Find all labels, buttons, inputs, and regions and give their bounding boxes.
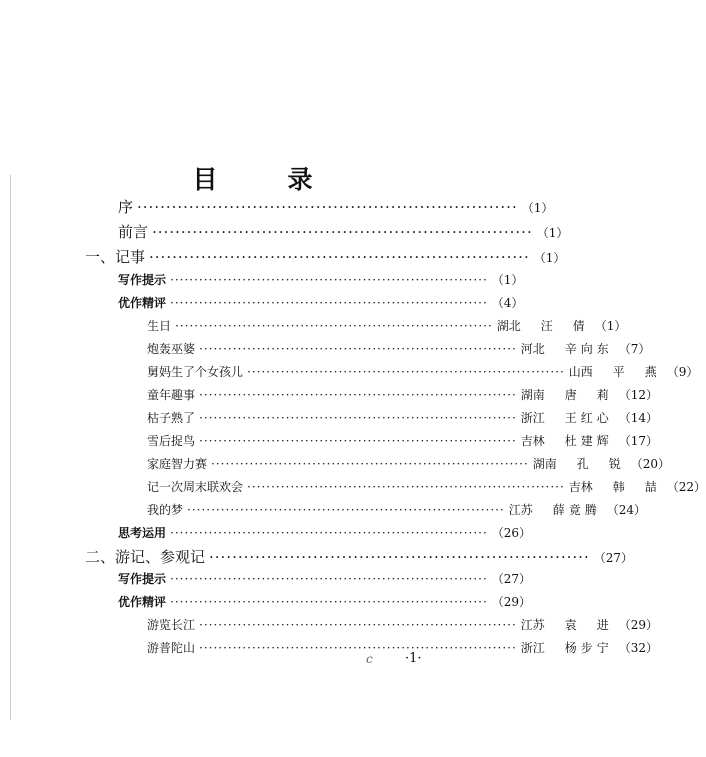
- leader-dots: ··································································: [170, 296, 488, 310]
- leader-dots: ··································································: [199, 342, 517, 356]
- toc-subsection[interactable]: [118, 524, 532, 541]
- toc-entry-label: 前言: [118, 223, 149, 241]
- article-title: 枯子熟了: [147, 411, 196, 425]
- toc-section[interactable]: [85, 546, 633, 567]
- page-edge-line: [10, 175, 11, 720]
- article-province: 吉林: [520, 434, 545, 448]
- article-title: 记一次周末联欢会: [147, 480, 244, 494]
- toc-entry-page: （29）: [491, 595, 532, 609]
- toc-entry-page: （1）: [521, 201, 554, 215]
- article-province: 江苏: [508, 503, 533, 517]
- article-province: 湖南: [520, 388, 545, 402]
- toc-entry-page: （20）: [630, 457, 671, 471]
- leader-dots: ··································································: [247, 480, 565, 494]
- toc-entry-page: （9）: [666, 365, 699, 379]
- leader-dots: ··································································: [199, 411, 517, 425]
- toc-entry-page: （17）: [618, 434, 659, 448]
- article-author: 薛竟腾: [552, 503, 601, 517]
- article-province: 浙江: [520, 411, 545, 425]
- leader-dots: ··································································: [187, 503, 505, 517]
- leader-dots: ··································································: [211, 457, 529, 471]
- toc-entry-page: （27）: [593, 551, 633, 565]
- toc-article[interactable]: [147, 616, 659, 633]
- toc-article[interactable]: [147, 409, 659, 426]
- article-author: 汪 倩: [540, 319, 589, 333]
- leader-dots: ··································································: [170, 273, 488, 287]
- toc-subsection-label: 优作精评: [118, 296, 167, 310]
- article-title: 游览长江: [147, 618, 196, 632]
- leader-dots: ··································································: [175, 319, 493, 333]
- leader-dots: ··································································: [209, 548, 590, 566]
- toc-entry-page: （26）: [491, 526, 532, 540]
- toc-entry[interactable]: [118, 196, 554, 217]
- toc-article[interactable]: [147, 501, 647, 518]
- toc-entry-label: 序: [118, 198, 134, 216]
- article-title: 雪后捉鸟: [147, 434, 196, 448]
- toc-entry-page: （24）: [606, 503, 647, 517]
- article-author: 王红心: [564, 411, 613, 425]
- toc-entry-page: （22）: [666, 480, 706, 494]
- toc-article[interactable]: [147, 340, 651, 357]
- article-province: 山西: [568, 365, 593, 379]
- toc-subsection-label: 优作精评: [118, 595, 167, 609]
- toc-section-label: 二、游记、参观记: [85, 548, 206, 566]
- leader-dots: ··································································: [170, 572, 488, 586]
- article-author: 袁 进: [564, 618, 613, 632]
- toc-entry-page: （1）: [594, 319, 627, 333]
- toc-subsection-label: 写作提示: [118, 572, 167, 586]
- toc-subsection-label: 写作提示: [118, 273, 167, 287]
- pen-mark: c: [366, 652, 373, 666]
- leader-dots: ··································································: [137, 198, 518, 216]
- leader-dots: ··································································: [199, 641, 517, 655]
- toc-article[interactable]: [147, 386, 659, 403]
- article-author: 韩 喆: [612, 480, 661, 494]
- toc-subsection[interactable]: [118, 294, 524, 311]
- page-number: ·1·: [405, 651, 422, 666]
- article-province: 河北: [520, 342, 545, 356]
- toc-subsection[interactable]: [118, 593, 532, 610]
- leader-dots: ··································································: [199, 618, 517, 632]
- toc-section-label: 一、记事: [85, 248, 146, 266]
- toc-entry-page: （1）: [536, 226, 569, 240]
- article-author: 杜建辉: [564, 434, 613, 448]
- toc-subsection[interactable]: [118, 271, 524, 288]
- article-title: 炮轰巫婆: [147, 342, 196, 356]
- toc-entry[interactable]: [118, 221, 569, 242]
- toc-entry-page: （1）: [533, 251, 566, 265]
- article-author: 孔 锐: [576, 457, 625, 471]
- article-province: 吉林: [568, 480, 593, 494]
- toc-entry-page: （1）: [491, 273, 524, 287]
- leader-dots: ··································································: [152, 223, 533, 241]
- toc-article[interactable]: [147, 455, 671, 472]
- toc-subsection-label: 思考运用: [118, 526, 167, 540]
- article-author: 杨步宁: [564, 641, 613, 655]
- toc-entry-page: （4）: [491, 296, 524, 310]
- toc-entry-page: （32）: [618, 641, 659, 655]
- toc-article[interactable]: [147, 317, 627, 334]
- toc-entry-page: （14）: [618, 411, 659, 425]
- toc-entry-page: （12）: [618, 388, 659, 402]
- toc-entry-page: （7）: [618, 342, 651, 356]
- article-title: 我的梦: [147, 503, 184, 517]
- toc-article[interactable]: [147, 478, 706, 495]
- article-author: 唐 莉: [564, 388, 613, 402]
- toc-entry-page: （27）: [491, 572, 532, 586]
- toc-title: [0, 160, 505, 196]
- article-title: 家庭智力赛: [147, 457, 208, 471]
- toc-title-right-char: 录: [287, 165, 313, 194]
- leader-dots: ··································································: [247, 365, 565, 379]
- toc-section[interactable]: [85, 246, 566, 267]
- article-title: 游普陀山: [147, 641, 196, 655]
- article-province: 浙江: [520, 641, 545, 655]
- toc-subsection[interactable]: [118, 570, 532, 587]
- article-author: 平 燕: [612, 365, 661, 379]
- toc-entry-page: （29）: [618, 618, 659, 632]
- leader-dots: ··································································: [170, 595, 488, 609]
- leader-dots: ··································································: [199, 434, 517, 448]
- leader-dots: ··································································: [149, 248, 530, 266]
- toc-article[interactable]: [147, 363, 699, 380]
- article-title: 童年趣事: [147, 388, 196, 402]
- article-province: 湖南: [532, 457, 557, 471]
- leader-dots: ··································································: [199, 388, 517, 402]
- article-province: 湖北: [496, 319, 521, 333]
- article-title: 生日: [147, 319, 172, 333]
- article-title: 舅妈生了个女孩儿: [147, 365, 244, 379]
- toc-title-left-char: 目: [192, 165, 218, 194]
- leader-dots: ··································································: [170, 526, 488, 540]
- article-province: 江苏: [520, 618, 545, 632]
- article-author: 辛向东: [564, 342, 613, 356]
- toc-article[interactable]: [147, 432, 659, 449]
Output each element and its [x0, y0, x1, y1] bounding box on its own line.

--------

What the task asks:
Print every line of the entries above without change, leaving out the pictures.

Answer to the exercise:
Find all labels, buttons, inputs, and regions and give their bounding boxes.
- leader-dots: ··································································: [170, 296, 488, 310]
- leader-dots: ··································································: [199, 342, 517, 356]
- toc-subsection[interactable]: [118, 524, 532, 541]
- toc-entry-label: 前言: [118, 223, 149, 241]
- article-title: 枯子熟了: [147, 411, 196, 425]
- toc-section[interactable]: [85, 546, 633, 567]
- page-edge-line: [10, 175, 11, 720]
- article-province: 吉林: [520, 434, 545, 448]
- article-title: 记一次周末联欢会: [147, 480, 244, 494]
- toc-entry-page: （29）: [491, 595, 532, 609]
- toc-entry-page: （1）: [521, 201, 554, 215]
- article-province: 江苏: [508, 503, 533, 517]
- article-province: 湖南: [520, 388, 545, 402]
- toc-entry-page: （20）: [630, 457, 671, 471]
- leader-dots: ··································································: [247, 480, 565, 494]
- toc-entry-page: （9）: [666, 365, 699, 379]
- leader-dots: ··································································: [199, 411, 517, 425]
- toc-entry-page: （17）: [618, 434, 659, 448]
- article-author: 薛竟腾: [552, 503, 601, 517]
- article-province: 浙江: [520, 411, 545, 425]
- leader-dots: ··································································: [187, 503, 505, 517]
- leader-dots: ··································································: [211, 457, 529, 471]
- toc-entry-page: （27）: [593, 551, 633, 565]
- toc-article[interactable]: [147, 616, 659, 633]
- toc-article[interactable]: [147, 409, 659, 426]
- article-author: 汪 倩: [540, 319, 589, 333]
- leader-dots: ··································································: [170, 273, 488, 287]
- toc-subsection-label: 优作精评: [118, 296, 167, 310]
- article-title: 游览长江: [147, 618, 196, 632]
- leader-dots: ··································································: [175, 319, 493, 333]
- leader-dots: ··································································: [209, 548, 590, 566]
- toc-entry-page: （26）: [491, 526, 532, 540]
- toc-entry[interactable]: [118, 196, 554, 217]
- toc-article[interactable]: [147, 501, 647, 518]
- toc-entry-label: 序: [118, 198, 134, 216]
- article-title: 雪后捉鸟: [147, 434, 196, 448]
- toc-entry-page: （24）: [606, 503, 647, 517]
- article-author: 王红心: [564, 411, 613, 425]
- toc-entry-page: （22）: [666, 480, 706, 494]
- toc-article[interactable]: [147, 340, 651, 357]
- article-province: 山西: [568, 365, 593, 379]
- toc-subsection-label: 优作精评: [118, 595, 167, 609]
- toc-section-label: 二、游记、参观记: [85, 548, 206, 566]
- leader-dots: ··································································: [170, 572, 488, 586]
- article-author: 袁 进: [564, 618, 613, 632]
- toc-entry-page: （1）: [594, 319, 627, 333]
- toc-subsection-label: 写作提示: [118, 572, 167, 586]
- toc-subsection-label: 写作提示: [118, 273, 167, 287]
- pen-mark: c: [366, 652, 373, 666]
- leader-dots: ··································································: [137, 198, 518, 216]
- leader-dots: ··································································: [199, 641, 517, 655]
- toc-article[interactable]: [147, 386, 659, 403]
- article-author: 韩 喆: [612, 480, 661, 494]
- toc-subsection[interactable]: [118, 294, 524, 311]
- page-number: ·1·: [405, 651, 422, 666]
- article-province: 河北: [520, 342, 545, 356]
- toc-subsection[interactable]: [118, 593, 532, 610]
- leader-dots: ··································································: [199, 618, 517, 632]
- toc-section-label: 一、记事: [85, 248, 146, 266]
- toc-entry-page: （1）: [536, 226, 569, 240]
- article-author: 杜建辉: [564, 434, 613, 448]
- toc-subsection[interactable]: [118, 271, 524, 288]
- article-title: 炮轰巫婆: [147, 342, 196, 356]
- toc-entry[interactable]: [118, 221, 569, 242]
- toc-entry-page: （1）: [533, 251, 566, 265]
- article-author: 孔 锐: [576, 457, 625, 471]
- article-province: 吉林: [568, 480, 593, 494]
- toc-entry-page: （1）: [491, 273, 524, 287]
- leader-dots: ··································································: [152, 223, 533, 241]
- toc-article[interactable]: [147, 455, 671, 472]
- toc-subsection-label: 思考运用: [118, 526, 167, 540]
- article-author: 杨步宁: [564, 641, 613, 655]
- toc-entry-page: （4）: [491, 296, 524, 310]
- toc-entry-page: （32）: [618, 641, 659, 655]
- toc-article[interactable]: [147, 317, 627, 334]
- toc-entry-page: （14）: [618, 411, 659, 425]
- toc-entry-page: （12）: [618, 388, 659, 402]
- toc-entry-page: （7）: [618, 342, 651, 356]
- article-title: 我的梦: [147, 503, 184, 517]
- toc-article[interactable]: [147, 478, 706, 495]
- article-author: 唐 莉: [564, 388, 613, 402]
- toc-entry-page: （27）: [491, 572, 532, 586]
- toc-title: [0, 160, 505, 196]
- article-title: 家庭智力赛: [147, 457, 208, 471]
- toc-title-right-char: 录: [287, 165, 313, 194]
- leader-dots: ··································································: [247, 365, 565, 379]
- toc-section[interactable]: [85, 246, 566, 267]
- article-title: 游普陀山: [147, 641, 196, 655]
- article-province: 浙江: [520, 641, 545, 655]
- toc-subsection[interactable]: [118, 570, 532, 587]
- article-author: 平 燕: [612, 365, 661, 379]
- toc-entry-page: （29）: [618, 618, 659, 632]
- leader-dots: ··································································: [170, 595, 488, 609]
- leader-dots: ··································································: [199, 434, 517, 448]
- leader-dots: ··································································: [149, 248, 530, 266]
- toc-article[interactable]: [147, 363, 699, 380]
- article-title: 童年趣事: [147, 388, 196, 402]
- article-province: 湖南: [532, 457, 557, 471]
- leader-dots: ··································································: [199, 388, 517, 402]
- article-province: 湖北: [496, 319, 521, 333]
- article-title: 生日: [147, 319, 172, 333]
- article-title: 舅妈生了个女孩儿: [147, 365, 244, 379]
- toc-title-left-char: 目: [192, 165, 218, 194]
- leader-dots: ··································································: [170, 526, 488, 540]
- article-province: 江苏: [520, 618, 545, 632]
- article-author: 辛向东: [564, 342, 613, 356]
- toc-article[interactable]: [147, 432, 659, 449]
Output each element and its [x0, y0, x1, y1] bounding box on its own line.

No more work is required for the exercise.